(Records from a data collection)
::::::::

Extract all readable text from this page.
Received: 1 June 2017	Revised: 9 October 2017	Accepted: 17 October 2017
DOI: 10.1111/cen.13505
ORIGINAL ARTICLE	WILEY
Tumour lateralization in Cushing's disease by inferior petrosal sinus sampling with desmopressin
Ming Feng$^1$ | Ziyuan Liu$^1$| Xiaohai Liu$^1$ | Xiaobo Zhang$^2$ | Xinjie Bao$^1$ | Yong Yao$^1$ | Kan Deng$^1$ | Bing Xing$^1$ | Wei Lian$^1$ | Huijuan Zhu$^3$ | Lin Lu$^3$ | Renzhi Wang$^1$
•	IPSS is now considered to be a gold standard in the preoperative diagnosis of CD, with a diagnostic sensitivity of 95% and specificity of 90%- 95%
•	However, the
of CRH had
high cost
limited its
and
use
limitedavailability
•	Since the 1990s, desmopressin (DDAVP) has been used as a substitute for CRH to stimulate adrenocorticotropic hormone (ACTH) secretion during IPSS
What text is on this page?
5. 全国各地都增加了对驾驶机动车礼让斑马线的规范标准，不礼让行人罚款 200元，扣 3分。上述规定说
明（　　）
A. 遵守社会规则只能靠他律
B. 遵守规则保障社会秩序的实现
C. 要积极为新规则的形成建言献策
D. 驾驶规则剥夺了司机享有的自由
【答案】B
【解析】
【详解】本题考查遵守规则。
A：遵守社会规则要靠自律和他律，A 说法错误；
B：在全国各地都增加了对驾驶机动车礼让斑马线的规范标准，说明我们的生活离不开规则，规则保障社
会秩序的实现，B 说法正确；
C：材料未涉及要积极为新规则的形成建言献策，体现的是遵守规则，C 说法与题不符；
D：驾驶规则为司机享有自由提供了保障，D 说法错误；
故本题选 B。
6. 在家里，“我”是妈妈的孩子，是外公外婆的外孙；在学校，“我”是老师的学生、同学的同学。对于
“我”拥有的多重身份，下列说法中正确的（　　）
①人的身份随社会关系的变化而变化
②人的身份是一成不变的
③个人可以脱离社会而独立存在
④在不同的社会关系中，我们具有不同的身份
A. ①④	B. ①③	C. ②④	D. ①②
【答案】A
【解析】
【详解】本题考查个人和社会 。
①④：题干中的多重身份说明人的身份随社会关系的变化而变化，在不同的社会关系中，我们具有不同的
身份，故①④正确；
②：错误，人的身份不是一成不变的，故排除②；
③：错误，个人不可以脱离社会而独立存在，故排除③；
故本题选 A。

::::::::

Go through the data and return every record exactly.

## CORRECT RESULT
Extract all readable text from this page.
Received: 1 June 2017	Revised: 9 October 2017	Accepted: 17 October 2017
DOI: 10.1111/cen.13505
ORIGINAL ARTICLE	WILEY
Tumour lateralization in Cushing's disease by inferior petrosal sinus sampling with desmopressin
Ming Feng$^1$ | Ziyuan Liu$^1$| Xiaohai Liu$^1$ | Xiaobo Zhang$^2$ | Xinjie Bao$^1$ | Yong Yao$^1$ | Kan Deng$^1$ | Bing Xing$^1$ | Wei Lian$^1$ | Huijuan Zhu$^3$ | Lin Lu$^3$ | Renzhi Wang$^1$
•	IPSS is now considered to be a gold standard in the preoperative diagnosis of CD, with a diagnostic sensitivity of 95% and specificity of 90%- 95%
•	However, the
of CRH had
high cost
limited its
and
use
limitedavailability
•	Since the 1990s, desmopressin (DDAVP) has been used as a substitute for CRH to stimulate adrenocorticotropic hormone (ACTH) secretion during IPSS
What text is on this page?
5. 全国各地都增加了对驾驶机动车礼让斑马线的规范标准，不礼让行人罚款 200元，扣 3分。上述规定说
明（　　）
A. 遵守社会规则只能靠他律
B. 遵守规则保障社会秩序的实现
C. 要积极为新规则的形成建言献策
D. 驾驶规则剥夺了司机享有的自由
【答案】B
【解析】
【详解】本题考查遵守规则。
A：遵守社会规则要靠自律和他律，A 说法错误；
B：在全国各地都增加了对驾驶机动车礼让斑马线的规范标准，说明我们的生活离不开规则，规则保障社
会秩序的实现，B 说法正确；
C：材料未涉及要积极为新规则的形成建言献策，体现的是遵守规则，C 说法与题不符；
D：驾驶规则为司机享有自由提供了保障，D 说法错误；
故本题选 B。
6. 在家里，“我”是妈妈的孩子，是外公外婆的外孙；在学校，“我”是老师的学生、同学的同学。对于
“我”拥有的多重身份，下列说法中正确的（　　）
①人的身份随社会关系的变化而变化
②人的身份是一成不变的
③个人可以脱离社会而独立存在
④在不同的社会关系中，我们具有不同的身份
A. ①④	B. ①③	C. ②④	D. ①②
【答案】A
【解析】
【详解】本题考查个人和社会 。
①④：题干中的多重身份说明人的身份随社会关系的变化而变化，在不同的社会关系中，我们具有不同的
身份，故①④正确；
②：错误，人的身份不是一成不变的，故排除②；
③：错误，个人不可以脱离社会而独立存在，故排除③；
故本题选 A。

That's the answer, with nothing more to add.